DIRECTIONS:
Print the complete set of entries exactly.

^^^^^^^^

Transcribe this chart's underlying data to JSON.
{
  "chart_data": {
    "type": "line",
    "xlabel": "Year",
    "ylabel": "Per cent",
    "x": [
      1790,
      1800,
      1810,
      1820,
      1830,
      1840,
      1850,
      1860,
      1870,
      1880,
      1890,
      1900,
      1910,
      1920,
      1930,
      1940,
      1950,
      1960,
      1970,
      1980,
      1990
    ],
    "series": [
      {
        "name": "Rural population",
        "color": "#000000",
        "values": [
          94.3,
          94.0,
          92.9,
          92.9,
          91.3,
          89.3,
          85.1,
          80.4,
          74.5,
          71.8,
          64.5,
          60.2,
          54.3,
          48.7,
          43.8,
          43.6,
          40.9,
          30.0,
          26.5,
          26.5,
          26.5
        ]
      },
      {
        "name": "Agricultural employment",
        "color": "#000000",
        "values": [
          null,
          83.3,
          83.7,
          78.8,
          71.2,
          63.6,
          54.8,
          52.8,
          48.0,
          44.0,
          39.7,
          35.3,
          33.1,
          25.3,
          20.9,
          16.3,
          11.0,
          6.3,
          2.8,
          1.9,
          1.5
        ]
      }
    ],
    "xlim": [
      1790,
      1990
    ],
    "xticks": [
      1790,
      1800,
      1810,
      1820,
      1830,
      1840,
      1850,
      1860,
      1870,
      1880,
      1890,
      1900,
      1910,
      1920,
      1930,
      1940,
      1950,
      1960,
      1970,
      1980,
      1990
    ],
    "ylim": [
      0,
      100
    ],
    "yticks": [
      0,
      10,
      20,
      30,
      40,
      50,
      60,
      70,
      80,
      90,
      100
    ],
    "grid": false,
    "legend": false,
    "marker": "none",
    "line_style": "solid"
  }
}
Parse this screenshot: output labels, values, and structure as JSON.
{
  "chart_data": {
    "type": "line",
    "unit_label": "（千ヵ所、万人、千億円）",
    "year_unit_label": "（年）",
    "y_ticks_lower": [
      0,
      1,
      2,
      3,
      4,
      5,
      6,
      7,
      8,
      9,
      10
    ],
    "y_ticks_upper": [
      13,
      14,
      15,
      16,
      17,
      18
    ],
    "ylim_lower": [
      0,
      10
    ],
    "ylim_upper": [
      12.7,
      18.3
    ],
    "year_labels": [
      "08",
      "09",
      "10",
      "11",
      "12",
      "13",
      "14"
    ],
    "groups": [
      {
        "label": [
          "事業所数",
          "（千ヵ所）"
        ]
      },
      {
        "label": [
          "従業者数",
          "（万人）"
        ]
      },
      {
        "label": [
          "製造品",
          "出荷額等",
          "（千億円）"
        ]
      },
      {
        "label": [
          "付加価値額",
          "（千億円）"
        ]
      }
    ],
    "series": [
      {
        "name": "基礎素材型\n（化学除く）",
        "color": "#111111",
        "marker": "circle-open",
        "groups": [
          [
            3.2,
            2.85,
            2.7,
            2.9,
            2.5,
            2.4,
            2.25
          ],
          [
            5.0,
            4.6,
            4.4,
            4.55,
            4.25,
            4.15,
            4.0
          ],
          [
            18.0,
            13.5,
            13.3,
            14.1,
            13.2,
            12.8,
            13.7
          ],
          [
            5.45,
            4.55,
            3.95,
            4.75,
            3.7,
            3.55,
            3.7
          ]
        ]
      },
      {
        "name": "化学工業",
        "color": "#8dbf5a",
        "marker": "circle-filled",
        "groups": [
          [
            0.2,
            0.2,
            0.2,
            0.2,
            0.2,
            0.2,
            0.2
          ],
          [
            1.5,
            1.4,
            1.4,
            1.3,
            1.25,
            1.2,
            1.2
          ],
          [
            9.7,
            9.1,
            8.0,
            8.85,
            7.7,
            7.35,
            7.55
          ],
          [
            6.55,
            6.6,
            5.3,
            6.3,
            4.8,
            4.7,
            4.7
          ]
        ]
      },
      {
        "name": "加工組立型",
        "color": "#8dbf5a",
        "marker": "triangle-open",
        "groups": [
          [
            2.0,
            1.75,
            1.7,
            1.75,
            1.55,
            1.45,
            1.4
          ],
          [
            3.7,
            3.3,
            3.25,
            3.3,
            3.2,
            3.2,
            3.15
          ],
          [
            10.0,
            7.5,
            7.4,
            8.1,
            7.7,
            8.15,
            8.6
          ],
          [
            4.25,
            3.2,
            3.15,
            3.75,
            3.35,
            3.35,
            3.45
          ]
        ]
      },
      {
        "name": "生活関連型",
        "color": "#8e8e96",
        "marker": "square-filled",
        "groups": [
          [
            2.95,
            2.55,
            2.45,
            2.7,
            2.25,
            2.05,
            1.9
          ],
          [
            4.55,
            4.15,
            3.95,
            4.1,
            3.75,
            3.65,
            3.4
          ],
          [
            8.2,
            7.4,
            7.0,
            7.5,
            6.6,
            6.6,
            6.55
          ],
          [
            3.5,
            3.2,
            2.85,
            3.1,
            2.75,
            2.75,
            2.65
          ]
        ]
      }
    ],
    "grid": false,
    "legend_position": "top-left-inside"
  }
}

^^^^^^^^

CORRECT RESULT:
Transcribe this chart's underlying data to JSON.
{
  "chart_data": {
    "type": "line",
    "xlabel": "Year",
    "ylabel": "Per cent",
    "x": [
      1790,
      1800,
      1810,
      1820,
      1830,
      1840,
      1850,
      1860,
      1870,
      1880,
      1890,
      1900,
      1910,
      1920,
      1930,
      1940,
      1950,
      1960,
      1970,
      1980,
      1990
    ],
    "series": [
      {
        "name": "Rural population",
        "color": "#000000",
        "values": [
          94.3,
          94.0,
          92.9,
          92.9,
          91.3,
          89.3,
          85.1,
          80.4,
          74.5,
          71.8,
          64.5,
          60.2,
          54.3,
          48.7,
          43.8,
          43.6,
          40.9,
          30.0,
          26.5,
          26.5,
          26.5
        ]
      },
      {
        "name": "Agricultural employment",
        "color": "#000000",
        "values": [
          null,
          83.3,
          83.7,
          78.8,
          71.2,
          63.6,
          54.8,
          52.8,
          48.0,
          44.0,
          39.7,
          35.3,
          33.1,
          25.3,
          20.9,
          16.3,
          11.0,
          6.3,
          2.8,
          1.9,
          1.5
        ]
      }
    ],
    "xlim": [
      1790,
      1990
    ],
    "xticks": [
      1790,
      1800,
      1810,
      1820,
      1830,
      1840,
      1850,
      1860,
      1870,
      1880,
      1890,
      1900,
      1910,
      1920,
      1930,
      1940,
      1950,
      1960,
      1970,
      1980,
      1990
    ],
    "ylim": [
      0,
      100
    ],
    "yticks": [
      0,
      10,
      20,
      30,
      40,
      50,
      60,
      70,
      80,
      90,
      100
    ],
    "grid": false,
    "legend": false,
    "marker": "none",
    "line_style": "solid"
  }
}
Parse this screenshot: output labels, values, and structure as JSON.
{
  "chart_data": {
    "type": "line",
    "unit_label": "（千ヵ所、万人、千億円）",
    "year_unit_label": "（年）",
    "y_ticks_lower": [
      0,
      1,
      2,
      3,
      4,
      5,
      6,
      7,
      8,
      9,
      10
    ],
    "y_ticks_upper": [
      13,
      14,
      15,
      16,
      17,
      18
    ],
    "ylim_lower": [
      0,
      10
    ],
    "ylim_upper": [
      12.7,
      18.3
    ],
    "year_labels": [
      "08",
      "09",
      "10",
      "11",
      "12",
      "13",
      "14"
    ],
    "groups": [
      {
        "label": [
          "事業所数",
          "（千ヵ所）"
        ]
      },
      {
        "label": [
          "従業者数",
          "（万人）"
        ]
      },
      {
        "label": [
          "製造品",
          "出荷額等",
          "（千億円）"
        ]
      },
      {
        "label": [
          "付加価値額",
          "（千億円）"
        ]
      }
    ],
    "series": [
      {
        "name": "基礎素材型\n（化学除く）",
        "color": "#111111",
        "marker": "circle-open",
        "groups": [
          [
            3.2,
            2.85,
            2.7,
            2.9,
            2.5,
            2.4,
            2.25
          ],
          [
            5.0,
            4.6,
            4.4,
            4.55,
            4.25,
            4.15,
            4.0
          ],
          [
            18.0,
            13.5,
            13.3,
            14.1,
            13.2,
            12.8,
            13.7
          ],
          [
            5.45,
            4.55,
            3.95,
            4.75,
            3.7,
            3.55,
            3.7
          ]
        ]
      },
      {
        "name": "化学工業",
        "color": "#8dbf5a",
        "marker": "circle-filled",
        "groups": [
          [
            0.2,
            0.2,
            0.2,
            0.2,
            0.2,
            0.2,
            0.2
          ],
          [
            1.5,
            1.4,
            1.4,
            1.3,
            1.25,
            1.2,
            1.2
          ],
          [
            9.7,
            9.1,
            8.0,
            8.85,
            7.7,
            7.35,
            7.55
          ],
          [
            6.55,
            6.6,
            5.3,
            6.3,
            4.8,
            4.7,
            4.7
          ]
        ]
      },
      {
        "name": "加工組立型",
        "color": "#8dbf5a",
        "marker": "triangle-open",
        "groups": [
          [
            2.0,
            1.75,
            1.7,
            1.75,
            1.55,
            1.45,
            1.4
          ],
          [
            3.7,
            3.3,
            3.25,
            3.3,
            3.2,
            3.2,
            3.15
          ],
          [
            10.0,
            7.5,
            7.4,
            8.1,
            7.7,
            8.15,
            8.6
          ],
          [
            4.25,
            3.2,
            3.15,
            3.75,
            3.35,
            3.35,
            3.45
          ]
        ]
      },
      {
        "name": "生活関連型",
        "color": "#8e8e96",
        "marker": "square-filled",
        "groups": [
          [
            2.95,
            2.55,
            2.45,
            2.7,
            2.25,
            2.05,
            1.9
          ],
          [
            4.55,
            4.15,
            3.95,
            4.1,
            3.75,
            3.65,
            3.4
          ],
          [
            8.2,
            7.4,
            7.0,
            7.5,
            6.6,
            6.6,
            6.55
          ],
          [
            3.5,
            3.2,
            2.85,
            3.1,
            2.75,
            2.75,
            2.65
          ]
        ]
      }
    ],
    "grid": false,
    "legend_position": "top-left-inside"
  }
}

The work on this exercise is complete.